= SHORT EXERCISE =
Give the number of lines below that contain the word "plain", and nothing else.

= Recorded data =
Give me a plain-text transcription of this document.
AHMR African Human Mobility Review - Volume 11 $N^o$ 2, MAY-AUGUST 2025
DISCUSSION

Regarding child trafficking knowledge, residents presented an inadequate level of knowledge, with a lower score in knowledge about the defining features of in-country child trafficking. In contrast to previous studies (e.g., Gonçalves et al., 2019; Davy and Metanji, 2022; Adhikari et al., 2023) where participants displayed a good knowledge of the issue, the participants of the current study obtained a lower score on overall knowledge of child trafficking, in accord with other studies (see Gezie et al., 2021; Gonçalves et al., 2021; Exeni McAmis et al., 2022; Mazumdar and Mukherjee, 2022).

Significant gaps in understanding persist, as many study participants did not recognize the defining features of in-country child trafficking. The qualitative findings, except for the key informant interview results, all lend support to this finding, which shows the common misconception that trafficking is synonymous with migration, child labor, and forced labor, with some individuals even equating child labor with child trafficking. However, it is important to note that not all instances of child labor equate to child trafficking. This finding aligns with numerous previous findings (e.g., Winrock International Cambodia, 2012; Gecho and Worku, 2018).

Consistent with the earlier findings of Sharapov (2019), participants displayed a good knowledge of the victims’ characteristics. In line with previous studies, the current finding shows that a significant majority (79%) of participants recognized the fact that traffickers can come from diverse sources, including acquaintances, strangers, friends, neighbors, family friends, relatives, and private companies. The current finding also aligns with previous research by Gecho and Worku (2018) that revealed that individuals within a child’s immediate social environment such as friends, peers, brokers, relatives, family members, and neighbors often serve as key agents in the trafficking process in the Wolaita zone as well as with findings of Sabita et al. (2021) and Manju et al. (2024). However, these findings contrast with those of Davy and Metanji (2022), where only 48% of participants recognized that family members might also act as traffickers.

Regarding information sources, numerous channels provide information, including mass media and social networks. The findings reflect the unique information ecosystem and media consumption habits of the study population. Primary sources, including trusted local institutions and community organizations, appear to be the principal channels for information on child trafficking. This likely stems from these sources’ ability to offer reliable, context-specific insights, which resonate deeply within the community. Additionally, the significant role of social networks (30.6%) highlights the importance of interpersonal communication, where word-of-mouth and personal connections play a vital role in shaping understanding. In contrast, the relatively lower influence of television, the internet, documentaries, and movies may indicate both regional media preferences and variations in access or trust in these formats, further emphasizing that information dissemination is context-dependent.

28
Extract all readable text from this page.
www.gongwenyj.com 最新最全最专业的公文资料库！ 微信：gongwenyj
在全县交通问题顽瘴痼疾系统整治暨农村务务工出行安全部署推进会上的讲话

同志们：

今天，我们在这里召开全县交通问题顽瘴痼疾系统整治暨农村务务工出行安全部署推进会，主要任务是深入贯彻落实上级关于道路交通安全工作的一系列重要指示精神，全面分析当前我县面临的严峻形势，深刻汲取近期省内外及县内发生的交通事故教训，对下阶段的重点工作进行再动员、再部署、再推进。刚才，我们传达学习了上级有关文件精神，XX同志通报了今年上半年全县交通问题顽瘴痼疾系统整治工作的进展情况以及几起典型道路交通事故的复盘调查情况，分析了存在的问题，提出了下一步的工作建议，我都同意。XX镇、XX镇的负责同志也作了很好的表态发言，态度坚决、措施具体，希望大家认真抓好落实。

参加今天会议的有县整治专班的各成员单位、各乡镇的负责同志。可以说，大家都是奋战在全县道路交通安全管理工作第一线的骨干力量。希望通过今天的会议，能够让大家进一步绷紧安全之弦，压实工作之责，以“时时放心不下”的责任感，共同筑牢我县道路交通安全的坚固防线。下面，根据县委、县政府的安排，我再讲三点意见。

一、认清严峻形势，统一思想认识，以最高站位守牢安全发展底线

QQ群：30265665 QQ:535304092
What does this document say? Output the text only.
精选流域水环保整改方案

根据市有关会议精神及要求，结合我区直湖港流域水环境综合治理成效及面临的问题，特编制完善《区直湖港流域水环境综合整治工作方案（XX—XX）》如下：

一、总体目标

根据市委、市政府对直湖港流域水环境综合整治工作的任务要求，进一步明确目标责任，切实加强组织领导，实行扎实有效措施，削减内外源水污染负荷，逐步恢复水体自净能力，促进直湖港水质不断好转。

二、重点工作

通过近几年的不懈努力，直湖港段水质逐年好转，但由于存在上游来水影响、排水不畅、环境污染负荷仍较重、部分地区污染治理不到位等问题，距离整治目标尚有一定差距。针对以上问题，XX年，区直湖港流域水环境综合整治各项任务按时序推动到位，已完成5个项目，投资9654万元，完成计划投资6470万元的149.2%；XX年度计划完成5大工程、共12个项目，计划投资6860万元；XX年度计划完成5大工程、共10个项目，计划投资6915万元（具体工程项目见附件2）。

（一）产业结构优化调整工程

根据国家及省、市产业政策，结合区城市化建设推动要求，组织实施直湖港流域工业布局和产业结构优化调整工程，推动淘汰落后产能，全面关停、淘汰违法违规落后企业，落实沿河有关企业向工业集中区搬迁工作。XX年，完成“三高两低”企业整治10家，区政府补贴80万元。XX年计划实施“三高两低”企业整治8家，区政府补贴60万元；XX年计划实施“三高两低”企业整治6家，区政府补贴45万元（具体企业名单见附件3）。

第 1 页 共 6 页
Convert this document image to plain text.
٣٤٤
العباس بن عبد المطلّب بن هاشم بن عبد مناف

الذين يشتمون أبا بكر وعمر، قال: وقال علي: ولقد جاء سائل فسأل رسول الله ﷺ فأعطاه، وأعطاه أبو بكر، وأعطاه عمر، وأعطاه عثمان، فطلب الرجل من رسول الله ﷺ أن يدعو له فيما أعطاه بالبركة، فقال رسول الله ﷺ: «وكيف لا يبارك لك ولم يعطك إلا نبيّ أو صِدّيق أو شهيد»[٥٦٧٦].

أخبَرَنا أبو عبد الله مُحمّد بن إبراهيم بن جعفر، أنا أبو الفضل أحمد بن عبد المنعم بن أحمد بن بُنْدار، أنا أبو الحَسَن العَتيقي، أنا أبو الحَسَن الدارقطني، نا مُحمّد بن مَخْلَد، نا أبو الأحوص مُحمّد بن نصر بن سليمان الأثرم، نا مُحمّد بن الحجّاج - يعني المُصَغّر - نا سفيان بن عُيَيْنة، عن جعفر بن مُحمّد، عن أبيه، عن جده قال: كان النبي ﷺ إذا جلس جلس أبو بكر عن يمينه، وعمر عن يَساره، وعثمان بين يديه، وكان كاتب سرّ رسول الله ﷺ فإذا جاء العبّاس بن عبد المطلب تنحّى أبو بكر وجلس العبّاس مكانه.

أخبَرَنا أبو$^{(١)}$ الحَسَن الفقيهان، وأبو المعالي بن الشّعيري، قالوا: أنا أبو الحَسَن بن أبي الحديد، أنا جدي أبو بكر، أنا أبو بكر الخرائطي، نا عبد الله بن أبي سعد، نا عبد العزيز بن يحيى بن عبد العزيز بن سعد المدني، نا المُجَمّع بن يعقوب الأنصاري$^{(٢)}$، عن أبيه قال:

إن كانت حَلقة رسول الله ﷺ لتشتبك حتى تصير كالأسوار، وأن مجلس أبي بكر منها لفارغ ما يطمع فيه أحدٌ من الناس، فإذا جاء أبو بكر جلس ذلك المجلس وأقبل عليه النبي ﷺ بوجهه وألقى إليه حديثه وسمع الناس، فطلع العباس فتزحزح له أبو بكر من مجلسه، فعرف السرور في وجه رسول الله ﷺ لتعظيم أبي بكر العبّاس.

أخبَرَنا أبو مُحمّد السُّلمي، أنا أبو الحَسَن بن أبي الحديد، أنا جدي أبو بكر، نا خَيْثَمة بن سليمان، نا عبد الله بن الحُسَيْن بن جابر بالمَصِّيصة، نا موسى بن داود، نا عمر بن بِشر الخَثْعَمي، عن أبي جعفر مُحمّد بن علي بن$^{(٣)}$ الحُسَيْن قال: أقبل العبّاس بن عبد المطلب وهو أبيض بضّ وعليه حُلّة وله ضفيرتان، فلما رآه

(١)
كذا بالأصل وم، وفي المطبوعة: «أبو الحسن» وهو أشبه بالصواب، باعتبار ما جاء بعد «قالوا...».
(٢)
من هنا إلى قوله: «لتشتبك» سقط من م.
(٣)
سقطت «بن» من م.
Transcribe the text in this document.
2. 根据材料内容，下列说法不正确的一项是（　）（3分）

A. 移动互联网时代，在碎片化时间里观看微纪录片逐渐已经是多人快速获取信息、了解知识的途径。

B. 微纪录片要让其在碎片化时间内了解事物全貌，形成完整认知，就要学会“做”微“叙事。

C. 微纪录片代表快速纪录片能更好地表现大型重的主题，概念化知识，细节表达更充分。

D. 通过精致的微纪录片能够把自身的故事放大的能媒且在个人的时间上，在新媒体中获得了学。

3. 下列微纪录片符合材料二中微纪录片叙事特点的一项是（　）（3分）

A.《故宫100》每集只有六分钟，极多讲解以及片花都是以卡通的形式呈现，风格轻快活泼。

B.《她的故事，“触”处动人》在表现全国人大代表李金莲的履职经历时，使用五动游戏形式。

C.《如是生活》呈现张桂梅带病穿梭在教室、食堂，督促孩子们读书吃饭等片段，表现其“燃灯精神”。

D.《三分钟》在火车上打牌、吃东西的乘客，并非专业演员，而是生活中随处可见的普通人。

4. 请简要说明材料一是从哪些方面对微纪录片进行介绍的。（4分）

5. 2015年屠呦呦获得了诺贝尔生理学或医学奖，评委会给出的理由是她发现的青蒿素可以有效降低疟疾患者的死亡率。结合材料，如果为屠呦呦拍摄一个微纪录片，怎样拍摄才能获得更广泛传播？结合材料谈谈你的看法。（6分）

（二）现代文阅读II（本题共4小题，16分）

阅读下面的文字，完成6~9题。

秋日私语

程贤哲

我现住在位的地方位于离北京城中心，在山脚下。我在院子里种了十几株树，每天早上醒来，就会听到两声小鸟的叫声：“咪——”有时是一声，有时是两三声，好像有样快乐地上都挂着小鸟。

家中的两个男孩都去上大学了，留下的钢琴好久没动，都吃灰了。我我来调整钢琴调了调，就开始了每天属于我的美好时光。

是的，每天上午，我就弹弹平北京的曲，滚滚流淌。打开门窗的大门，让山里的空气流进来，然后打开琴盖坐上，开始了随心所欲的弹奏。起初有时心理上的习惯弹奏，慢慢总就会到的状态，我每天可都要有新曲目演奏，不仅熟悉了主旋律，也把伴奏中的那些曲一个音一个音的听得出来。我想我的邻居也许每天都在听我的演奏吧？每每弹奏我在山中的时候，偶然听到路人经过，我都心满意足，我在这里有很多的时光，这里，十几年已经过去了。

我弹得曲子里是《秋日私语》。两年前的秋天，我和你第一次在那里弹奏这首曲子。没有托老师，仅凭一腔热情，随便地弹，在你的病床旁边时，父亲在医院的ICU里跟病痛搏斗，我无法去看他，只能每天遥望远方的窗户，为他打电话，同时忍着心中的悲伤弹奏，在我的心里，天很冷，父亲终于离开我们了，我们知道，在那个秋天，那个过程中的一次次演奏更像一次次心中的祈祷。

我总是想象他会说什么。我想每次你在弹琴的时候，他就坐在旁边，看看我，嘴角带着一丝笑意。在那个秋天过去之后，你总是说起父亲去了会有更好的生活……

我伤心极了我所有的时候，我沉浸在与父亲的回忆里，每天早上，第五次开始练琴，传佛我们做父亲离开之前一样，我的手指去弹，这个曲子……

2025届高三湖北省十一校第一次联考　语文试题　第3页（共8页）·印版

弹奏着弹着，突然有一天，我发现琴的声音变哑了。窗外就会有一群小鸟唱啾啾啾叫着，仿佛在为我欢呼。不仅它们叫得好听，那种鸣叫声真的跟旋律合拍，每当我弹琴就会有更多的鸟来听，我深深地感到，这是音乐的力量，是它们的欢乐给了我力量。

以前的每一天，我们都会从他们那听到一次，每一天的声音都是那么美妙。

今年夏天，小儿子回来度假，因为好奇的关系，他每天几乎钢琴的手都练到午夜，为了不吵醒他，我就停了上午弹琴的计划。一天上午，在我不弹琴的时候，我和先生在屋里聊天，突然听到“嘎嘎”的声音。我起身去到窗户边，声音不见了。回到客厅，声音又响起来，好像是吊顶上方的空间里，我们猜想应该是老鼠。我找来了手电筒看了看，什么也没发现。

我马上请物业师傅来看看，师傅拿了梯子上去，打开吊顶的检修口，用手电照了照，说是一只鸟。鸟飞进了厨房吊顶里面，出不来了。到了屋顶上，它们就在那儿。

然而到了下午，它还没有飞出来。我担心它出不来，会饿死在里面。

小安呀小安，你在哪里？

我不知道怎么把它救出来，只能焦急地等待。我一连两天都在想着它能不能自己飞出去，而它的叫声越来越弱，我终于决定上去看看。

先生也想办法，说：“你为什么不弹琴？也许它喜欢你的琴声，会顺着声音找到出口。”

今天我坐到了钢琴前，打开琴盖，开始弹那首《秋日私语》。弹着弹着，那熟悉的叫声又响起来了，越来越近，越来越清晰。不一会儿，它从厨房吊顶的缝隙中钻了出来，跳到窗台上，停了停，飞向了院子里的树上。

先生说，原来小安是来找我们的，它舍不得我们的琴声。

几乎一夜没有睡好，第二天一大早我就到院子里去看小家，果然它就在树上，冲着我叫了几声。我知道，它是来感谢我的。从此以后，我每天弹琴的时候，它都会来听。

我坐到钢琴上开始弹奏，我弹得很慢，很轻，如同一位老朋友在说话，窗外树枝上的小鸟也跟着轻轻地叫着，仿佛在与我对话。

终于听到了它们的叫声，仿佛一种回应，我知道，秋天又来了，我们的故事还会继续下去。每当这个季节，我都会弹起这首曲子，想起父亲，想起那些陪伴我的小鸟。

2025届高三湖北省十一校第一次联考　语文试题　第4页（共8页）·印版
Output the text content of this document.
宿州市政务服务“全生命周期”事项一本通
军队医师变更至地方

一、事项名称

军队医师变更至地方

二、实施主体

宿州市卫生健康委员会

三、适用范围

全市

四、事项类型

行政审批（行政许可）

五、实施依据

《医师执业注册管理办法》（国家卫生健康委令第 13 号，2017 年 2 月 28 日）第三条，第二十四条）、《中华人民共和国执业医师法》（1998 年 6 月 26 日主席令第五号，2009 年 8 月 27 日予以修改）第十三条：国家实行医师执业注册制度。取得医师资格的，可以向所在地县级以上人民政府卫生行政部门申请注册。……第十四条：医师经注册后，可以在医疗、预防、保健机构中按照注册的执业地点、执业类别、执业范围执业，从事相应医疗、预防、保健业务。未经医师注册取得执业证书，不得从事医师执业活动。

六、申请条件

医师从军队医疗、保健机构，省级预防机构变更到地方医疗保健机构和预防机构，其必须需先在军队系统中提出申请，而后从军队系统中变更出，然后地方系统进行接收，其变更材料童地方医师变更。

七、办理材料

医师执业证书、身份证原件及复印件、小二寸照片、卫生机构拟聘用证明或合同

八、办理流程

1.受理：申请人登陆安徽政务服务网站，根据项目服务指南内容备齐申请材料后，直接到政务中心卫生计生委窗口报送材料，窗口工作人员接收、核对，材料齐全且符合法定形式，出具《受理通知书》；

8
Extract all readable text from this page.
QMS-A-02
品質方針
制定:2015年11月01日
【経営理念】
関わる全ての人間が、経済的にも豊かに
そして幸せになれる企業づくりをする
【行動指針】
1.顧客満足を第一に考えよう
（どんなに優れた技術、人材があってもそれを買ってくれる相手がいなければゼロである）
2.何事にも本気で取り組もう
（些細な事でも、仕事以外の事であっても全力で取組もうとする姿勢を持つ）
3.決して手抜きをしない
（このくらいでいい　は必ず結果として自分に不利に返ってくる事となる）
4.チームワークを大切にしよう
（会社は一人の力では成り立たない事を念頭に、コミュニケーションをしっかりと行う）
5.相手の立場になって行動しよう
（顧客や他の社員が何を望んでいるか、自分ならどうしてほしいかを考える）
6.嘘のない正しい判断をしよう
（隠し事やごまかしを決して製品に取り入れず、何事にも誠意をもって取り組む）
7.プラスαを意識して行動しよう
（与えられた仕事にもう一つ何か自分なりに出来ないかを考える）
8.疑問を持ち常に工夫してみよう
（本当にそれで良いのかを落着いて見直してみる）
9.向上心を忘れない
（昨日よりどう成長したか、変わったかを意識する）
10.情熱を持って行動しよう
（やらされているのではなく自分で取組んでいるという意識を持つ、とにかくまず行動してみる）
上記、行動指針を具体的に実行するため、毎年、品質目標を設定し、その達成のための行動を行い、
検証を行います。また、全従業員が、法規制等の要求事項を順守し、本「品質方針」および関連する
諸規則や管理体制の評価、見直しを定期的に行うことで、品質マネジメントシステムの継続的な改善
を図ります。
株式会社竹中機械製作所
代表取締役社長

= FINAL ANSWER =
2